Every entry below should be transcribed exactly; pictures stay out of the copy.

● DATA SUPPLIED:
════════════════

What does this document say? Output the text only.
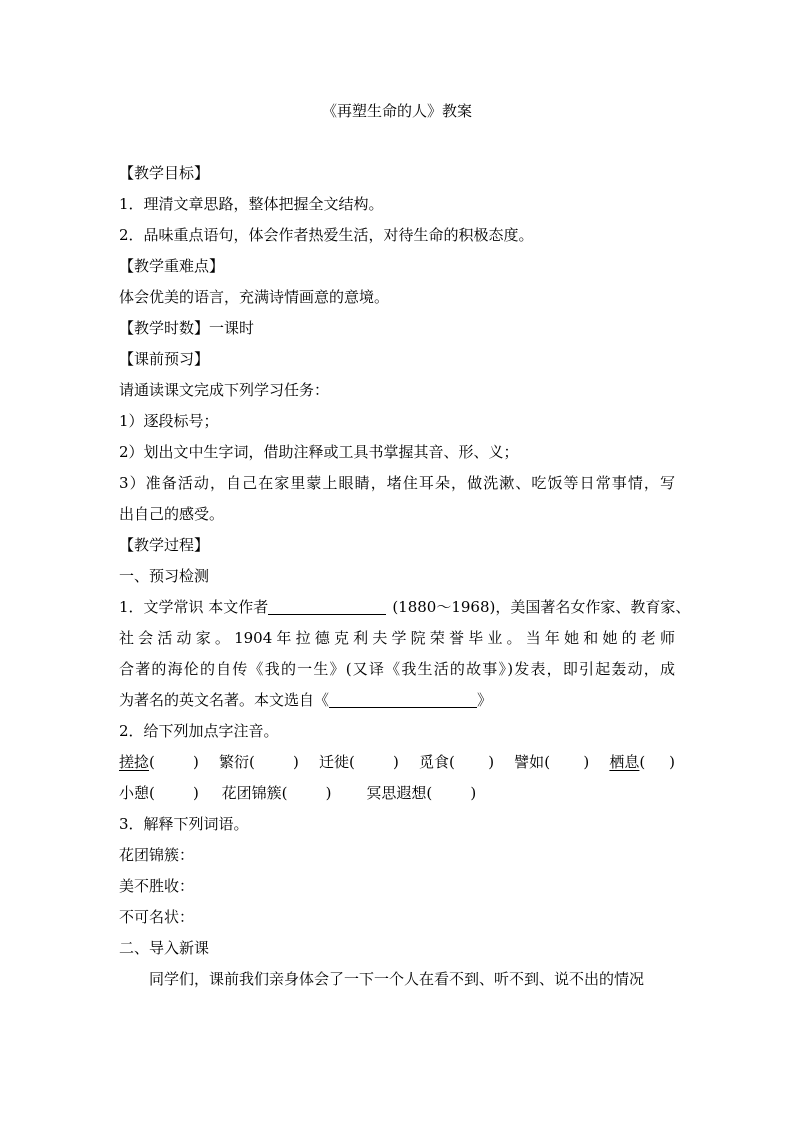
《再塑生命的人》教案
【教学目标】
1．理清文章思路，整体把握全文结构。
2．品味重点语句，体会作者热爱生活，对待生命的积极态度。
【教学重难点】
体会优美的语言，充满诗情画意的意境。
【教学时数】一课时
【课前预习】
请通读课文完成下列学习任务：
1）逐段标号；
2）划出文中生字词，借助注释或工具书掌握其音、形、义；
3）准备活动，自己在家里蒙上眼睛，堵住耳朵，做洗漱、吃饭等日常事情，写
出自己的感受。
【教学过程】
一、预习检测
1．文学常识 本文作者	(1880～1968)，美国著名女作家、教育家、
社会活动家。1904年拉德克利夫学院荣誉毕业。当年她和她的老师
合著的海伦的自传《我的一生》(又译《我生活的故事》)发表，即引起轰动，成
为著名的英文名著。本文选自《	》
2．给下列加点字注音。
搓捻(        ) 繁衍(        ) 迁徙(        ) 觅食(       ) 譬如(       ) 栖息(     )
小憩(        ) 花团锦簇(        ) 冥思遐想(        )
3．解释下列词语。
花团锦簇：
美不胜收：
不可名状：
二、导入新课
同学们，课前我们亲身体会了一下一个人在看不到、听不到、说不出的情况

════════════════

● FULL RESPONSE:
What does this document say? Output the text only.
《再塑生命的人》教案
【教学目标】
1．理清文章思路，整体把握全文结构。
2．品味重点语句，体会作者热爱生活，对待生命的积极态度。
【教学重难点】
体会优美的语言，充满诗情画意的意境。
【教学时数】一课时
【课前预习】
请通读课文完成下列学习任务：
1）逐段标号；
2）划出文中生字词，借助注释或工具书掌握其音、形、义；
3）准备活动，自己在家里蒙上眼睛，堵住耳朵，做洗漱、吃饭等日常事情，写
出自己的感受。
【教学过程】
一、预习检测
1．文学常识 本文作者	(1880～1968)，美国著名女作家、教育家、
社会活动家。1904年拉德克利夫学院荣誉毕业。当年她和她的老师
合著的海伦的自传《我的一生》(又译《我生活的故事》)发表，即引起轰动，成
为著名的英文名著。本文选自《	》
2．给下列加点字注音。
搓捻(        ) 繁衍(        ) 迁徙(        ) 觅食(       ) 譬如(       ) 栖息(     )
小憩(        ) 花团锦簇(        ) 冥思遐想(        )
3．解释下列词语。
花团锦簇：
美不胜收：
不可名状：
二、导入新课
同学们，课前我们亲身体会了一下一个人在看不到、听不到、说不出的情况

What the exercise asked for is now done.